**Problem description:**
Scan the lines below for the string "title" and copy every one that has it.

**Material:**
** BEGIN **
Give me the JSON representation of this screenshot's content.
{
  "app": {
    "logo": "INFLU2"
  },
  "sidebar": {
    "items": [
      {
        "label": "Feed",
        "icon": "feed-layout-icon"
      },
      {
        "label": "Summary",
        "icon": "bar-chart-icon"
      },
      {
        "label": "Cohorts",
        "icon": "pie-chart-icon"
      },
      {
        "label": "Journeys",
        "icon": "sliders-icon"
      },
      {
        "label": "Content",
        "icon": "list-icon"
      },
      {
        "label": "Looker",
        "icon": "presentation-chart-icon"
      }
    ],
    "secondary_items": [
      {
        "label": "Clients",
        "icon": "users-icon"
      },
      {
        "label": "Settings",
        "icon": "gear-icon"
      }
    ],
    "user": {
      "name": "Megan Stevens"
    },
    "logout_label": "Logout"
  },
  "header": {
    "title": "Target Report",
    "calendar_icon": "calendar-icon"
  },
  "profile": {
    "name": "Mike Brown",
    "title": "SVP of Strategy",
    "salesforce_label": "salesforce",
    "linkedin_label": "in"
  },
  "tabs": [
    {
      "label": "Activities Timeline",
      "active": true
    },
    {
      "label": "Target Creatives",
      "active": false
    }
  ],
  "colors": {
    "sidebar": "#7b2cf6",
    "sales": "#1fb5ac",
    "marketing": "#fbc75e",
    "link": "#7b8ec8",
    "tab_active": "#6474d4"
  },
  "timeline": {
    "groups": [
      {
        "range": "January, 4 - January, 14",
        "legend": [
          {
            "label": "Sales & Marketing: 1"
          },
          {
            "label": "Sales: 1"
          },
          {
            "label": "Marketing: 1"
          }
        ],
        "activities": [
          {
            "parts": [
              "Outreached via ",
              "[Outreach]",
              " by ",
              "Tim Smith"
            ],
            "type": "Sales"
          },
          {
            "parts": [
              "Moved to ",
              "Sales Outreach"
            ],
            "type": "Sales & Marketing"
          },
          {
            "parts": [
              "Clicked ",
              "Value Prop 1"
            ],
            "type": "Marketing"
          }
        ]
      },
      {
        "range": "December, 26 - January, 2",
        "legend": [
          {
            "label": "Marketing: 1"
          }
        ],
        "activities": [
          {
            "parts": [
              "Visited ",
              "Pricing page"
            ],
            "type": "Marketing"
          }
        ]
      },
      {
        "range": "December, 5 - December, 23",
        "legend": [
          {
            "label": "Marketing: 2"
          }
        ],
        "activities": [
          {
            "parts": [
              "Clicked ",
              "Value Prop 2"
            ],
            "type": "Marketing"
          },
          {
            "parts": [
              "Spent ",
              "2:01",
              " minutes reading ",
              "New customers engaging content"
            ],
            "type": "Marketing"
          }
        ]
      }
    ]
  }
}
** END **
**Correct output:**
    "title": "Target Report",
    "title": "SVP of Strategy",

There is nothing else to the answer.